**Given records**

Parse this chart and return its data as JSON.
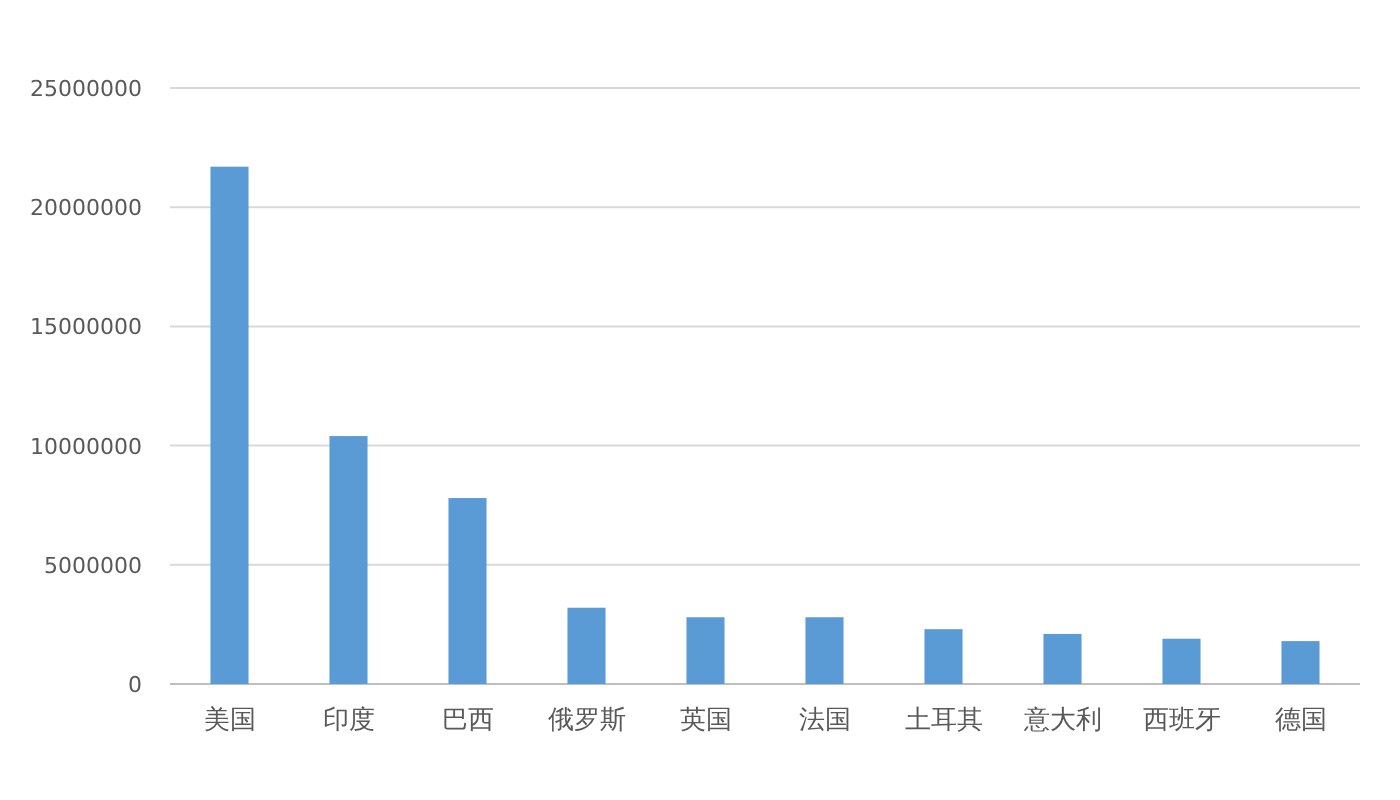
{
  "chart_data": {
    "type": "bar",
    "categories": [
      "美国",
      "印度",
      "巴西",
      "俄罗斯",
      "英国",
      "法国",
      "土耳其",
      "意大利",
      "西班牙",
      "德国"
    ],
    "values": [
      21700000,
      10400000,
      7800000,
      3200000,
      2800000,
      2800000,
      2300000,
      2100000,
      1900000,
      1800000
    ],
    "color": "#5b9bd5",
    "ylim": [
      0,
      25000000
    ],
    "yticks": [
      0,
      5000000,
      10000000,
      15000000,
      20000000,
      25000000
    ],
    "grid": "y"
  }
}
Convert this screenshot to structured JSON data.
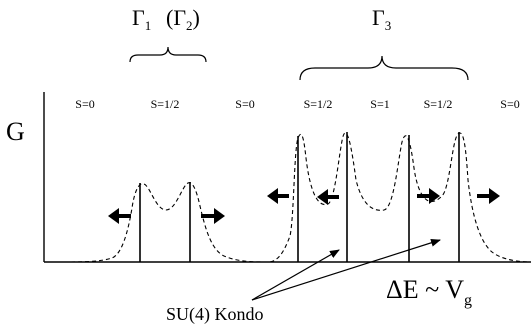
{
  "gamma_labels": {
    "gamma1": "Γ",
    "gamma1_sub": "1",
    "gamma2_open": "(Γ",
    "gamma2_sub": "2",
    "gamma2_close": ")",
    "gamma3": "Γ",
    "gamma3_sub": "3"
  },
  "axes": {
    "y_label": "G",
    "x_label_main": "ΔE ~ V",
    "x_label_sub": "g"
  },
  "spin_labels": {
    "left": [
      "S=0",
      "S=1/2",
      "S=0"
    ],
    "right": [
      "S=1/2",
      "S=1",
      "S=1/2",
      "S=0"
    ]
  },
  "annotation": {
    "kondo": "SU(4) Kondo"
  },
  "colors": {
    "ink": "#000000",
    "background": "#ffffff"
  }
}
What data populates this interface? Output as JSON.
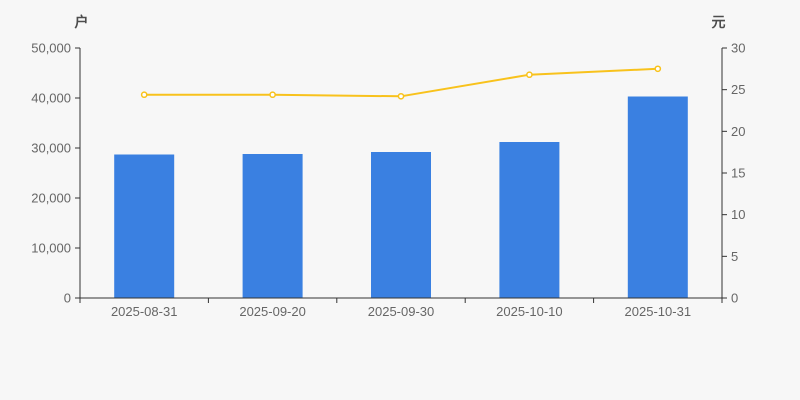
{
  "page": {
    "background_color": "#f7f7f7"
  },
  "colors": {
    "bar": "#3a80e1",
    "line": "#f8c21c",
    "marker_fill": "#ffffff",
    "axis_line": "#333333",
    "tick_text": "#666666",
    "axis_name_text": "#4d4d4d"
  },
  "chart_data": {
    "type": "bar",
    "subtype": "bar-line-dual-axis",
    "title": "",
    "legend": false,
    "grid": false,
    "categories": [
      "2025-08-31",
      "2025-09-20",
      "2025-09-30",
      "2025-10-10",
      "2025-10-31"
    ],
    "series": [
      {
        "name": "户",
        "type": "bar",
        "axis": "left",
        "values": [
          28700,
          28800,
          29200,
          31200,
          40300
        ],
        "color": "#3a80e1"
      },
      {
        "name": "元",
        "type": "line",
        "axis": "right",
        "values": [
          24.4,
          24.4,
          24.2,
          26.8,
          27.5
        ],
        "color": "#f8c21c"
      }
    ],
    "left_axis": {
      "unit": "户",
      "min": 0,
      "max": 50000,
      "tick_values": [
        0,
        10000,
        20000,
        30000,
        40000,
        50000
      ],
      "tick_labels": [
        "0",
        "10,000",
        "20,000",
        "30,000",
        "40,000",
        "50,000"
      ]
    },
    "right_axis": {
      "unit": "元",
      "min": 0,
      "max": 30,
      "tick_values": [
        0,
        5,
        10,
        15,
        20,
        25,
        30
      ],
      "tick_labels": [
        "0",
        "5",
        "10",
        "15",
        "20",
        "25",
        "30"
      ]
    },
    "x_axis": {
      "tick_labels": [
        "2025-08-31",
        "2025-09-20",
        "2025-09-30",
        "2025-10-10",
        "2025-10-31"
      ]
    }
  }
}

**Required task**
Show every line above in which the word "JSON" occurs.

**Solution for this problem**
Parse this chart and return its data as JSON.
Convert this screenshot to structured JSON data.
What data populates this interface? Output as JSON.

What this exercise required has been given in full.